___ Extracted information ___

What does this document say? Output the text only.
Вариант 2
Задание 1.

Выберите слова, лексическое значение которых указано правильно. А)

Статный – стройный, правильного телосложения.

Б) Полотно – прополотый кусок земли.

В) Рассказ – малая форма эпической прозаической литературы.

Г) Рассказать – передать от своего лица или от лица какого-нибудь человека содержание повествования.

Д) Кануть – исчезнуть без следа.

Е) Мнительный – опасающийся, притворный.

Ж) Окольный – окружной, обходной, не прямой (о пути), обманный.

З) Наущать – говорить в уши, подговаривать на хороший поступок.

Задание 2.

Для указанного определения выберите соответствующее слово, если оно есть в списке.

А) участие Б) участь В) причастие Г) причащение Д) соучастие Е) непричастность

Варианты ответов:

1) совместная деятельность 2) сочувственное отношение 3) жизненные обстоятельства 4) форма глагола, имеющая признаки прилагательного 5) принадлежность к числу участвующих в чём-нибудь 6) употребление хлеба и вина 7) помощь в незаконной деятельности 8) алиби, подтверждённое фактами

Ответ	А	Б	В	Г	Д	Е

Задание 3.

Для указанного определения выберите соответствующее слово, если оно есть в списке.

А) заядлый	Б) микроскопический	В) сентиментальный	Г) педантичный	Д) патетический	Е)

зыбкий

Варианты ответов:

___

Write out every entry word for word.

● **Reply**
What does this document say? Output the text only.
Вариант 2
Задание 1.

Выберите слова, лексическое значение которых указано правильно. А)

Статный – стройный, правильного телосложения.

Б) Полотно – прополотый кусок земли.

В) Рассказ – малая форма эпической прозаической литературы.

Г) Рассказать – передать от своего лица или от лица какого-нибудь человека содержание повествования.

Д) Кануть – исчезнуть без следа.

Е) Мнительный – опасающийся, притворный.

Ж) Окольный – окружной, обходной, не прямой (о пути), обманный.

З) Наущать – говорить в уши, подговаривать на хороший поступок.

Задание 2.

Для указанного определения выберите соответствующее слово, если оно есть в списке.

А) участие Б) участь В) причастие Г) причащение Д) соучастие Е) непричастность

Варианты ответов:

1) совместная деятельность 2) сочувственное отношение 3) жизненные обстоятельства 4) форма глагола, имеющая признаки прилагательного 5) принадлежность к числу участвующих в чём-нибудь 6) употребление хлеба и вина 7) помощь в незаконной деятельности 8) алиби, подтверждённое фактами

Ответ	А	Б	В	Г	Д	Е

Задание 3.

Для указанного определения выберите соответствующее слово, если оно есть в списке.

А) заядлый	Б) микроскопический	В) сентиментальный	Г) педантичный	Д) патетический	Е)

зыбкий

Варианты ответов:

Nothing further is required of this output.